Dataset rows about figures:
■ ■ ■ ■ ■ ■ ■

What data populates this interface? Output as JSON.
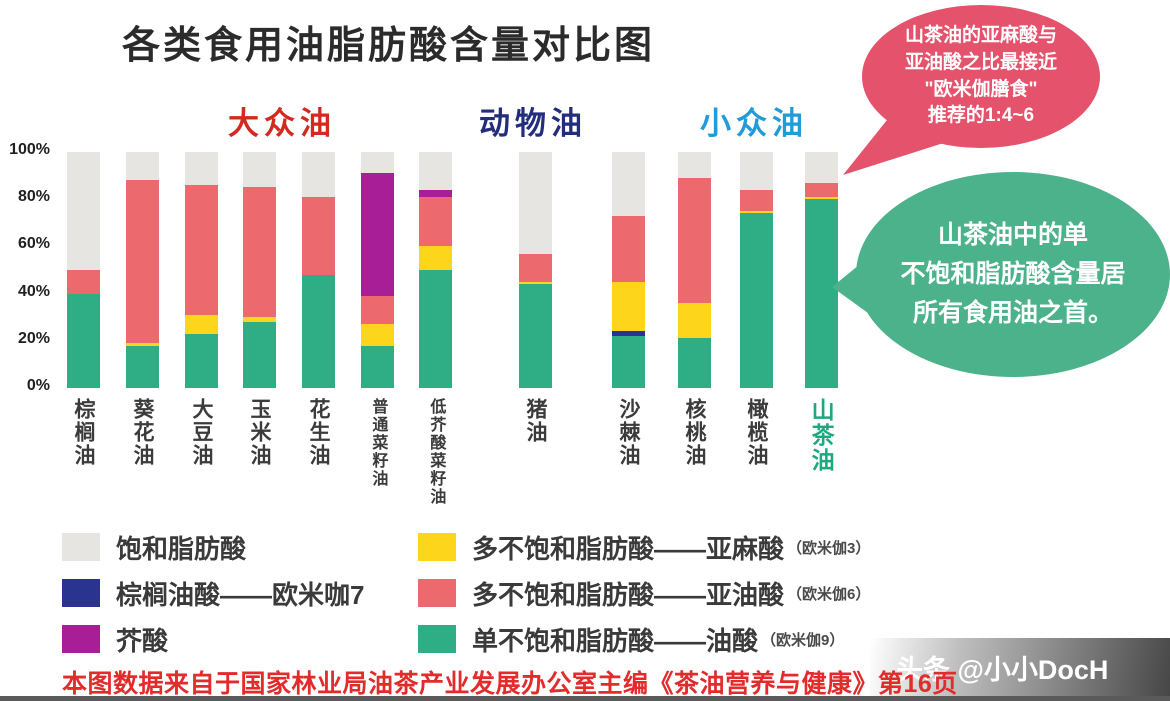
{
  "title": "各类食用油脂肪酸含量对比图",
  "groups": [
    {
      "label": "大众油",
      "color": "#d32a20"
    },
    {
      "label": "动物油",
      "color": "#232d7e"
    },
    {
      "label": "小众油",
      "color": "#1f9cd9"
    }
  ],
  "y_axis": {
    "ticks": [
      "100%",
      "80%",
      "60%",
      "40%",
      "20%",
      "0%"
    ]
  },
  "colors": {
    "saturated": "#e6e5e1",
    "palmitoleic": "#2b3390",
    "erucic": "#a81e96",
    "linolenic": "#fdd61c",
    "linoleic": "#ec6a6d",
    "oleic": "#2fae85"
  },
  "highlight_category": "山茶油",
  "highlight_color": "#1ea87d",
  "chart_data": {
    "type": "bar",
    "subtype": "stacked_percent",
    "title": "各类食用油脂肪酸含量对比图",
    "ylim": [
      0,
      100
    ],
    "unit": "%",
    "grid": false,
    "categories": [
      "棕榈油",
      "葵花油",
      "大豆油",
      "玉米油",
      "花生油",
      "普通菜籽油",
      "低芥酸菜籽油",
      "猪油",
      "沙棘油",
      "核桃油",
      "橄榄油",
      "山茶油"
    ],
    "category_groups": [
      "大众油",
      "大众油",
      "大众油",
      "大众油",
      "大众油",
      "大众油",
      "大众油",
      "动物油",
      "小众油",
      "小众油",
      "小众油",
      "小众油"
    ],
    "series": [
      {
        "name": "单不饱和脂肪酸——油酸（欧米伽9）",
        "color_key": "oleic",
        "values": [
          40,
          18,
          23,
          28,
          48,
          18,
          50,
          44,
          22,
          21,
          74,
          80
        ]
      },
      {
        "name": "棕榈油酸——欧米咖7",
        "color_key": "palmitoleic",
        "values": [
          0,
          0,
          0,
          0,
          0,
          0,
          0,
          0,
          2,
          0,
          0,
          0
        ]
      },
      {
        "name": "多不饱和脂肪酸——亚麻酸（欧米伽3）",
        "color_key": "linolenic",
        "values": [
          0,
          1,
          8,
          2,
          0,
          9,
          10,
          1,
          21,
          15,
          1,
          1
        ]
      },
      {
        "name": "多不饱和脂肪酸——亚油酸（欧米伽6）",
        "color_key": "linoleic",
        "values": [
          10,
          69,
          55,
          55,
          33,
          12,
          21,
          12,
          28,
          53,
          9,
          6
        ]
      },
      {
        "name": "芥酸",
        "color_key": "erucic",
        "values": [
          0,
          0,
          0,
          0,
          0,
          52,
          3,
          0,
          0,
          0,
          0,
          0
        ]
      },
      {
        "name": "饱和脂肪酸",
        "color_key": "saturated",
        "values": [
          50,
          12,
          14,
          15,
          19,
          9,
          16,
          43,
          27,
          11,
          16,
          13
        ]
      }
    ]
  },
  "legend": {
    "items": [
      {
        "label": "饱和脂肪酸",
        "suffix": "",
        "color_key": "saturated"
      },
      {
        "label": "棕榈油酸——欧米咖7",
        "suffix": "",
        "color_key": "palmitoleic"
      },
      {
        "label": "芥酸",
        "suffix": "",
        "color_key": "erucic"
      },
      {
        "label": "多不饱和脂肪酸——亚麻酸",
        "suffix": "（欧米伽3）",
        "color_key": "linolenic"
      },
      {
        "label": "多不饱和脂肪酸——亚油酸",
        "suffix": "（欧米伽6）",
        "color_key": "linoleic"
      },
      {
        "label": "单不饱和脂肪酸——油酸",
        "suffix": "（欧米伽9）",
        "color_key": "oleic"
      }
    ]
  },
  "callouts": {
    "red_bubble": {
      "text": "山茶油的亚麻酸与\n亚油酸之比最接近\n\"欧米伽膳食\"\n推荐的1:4~6",
      "color": "#e5526b"
    },
    "green_bubble": {
      "text": "山茶油中的单\n不饱和脂肪酸含量居\n所有食用油之首。",
      "color": "#4cb28c"
    }
  },
  "footer": {
    "source": "本图数据来自于国家林业局油茶产业发展办公室主编《茶油营养与健康》第16页",
    "watermark": "头条 @小小DocH"
  }
}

■ ■ ■ ■ ■ ■ ■

WRITTEN EXERCISE
Extract, from the listing above, every line where the string "linolenic" occurs.

OUTPUT BELOW
    "linolenic": "#fdd61c",
        "color_key": "linolenic",
        "color_key": "linolenic"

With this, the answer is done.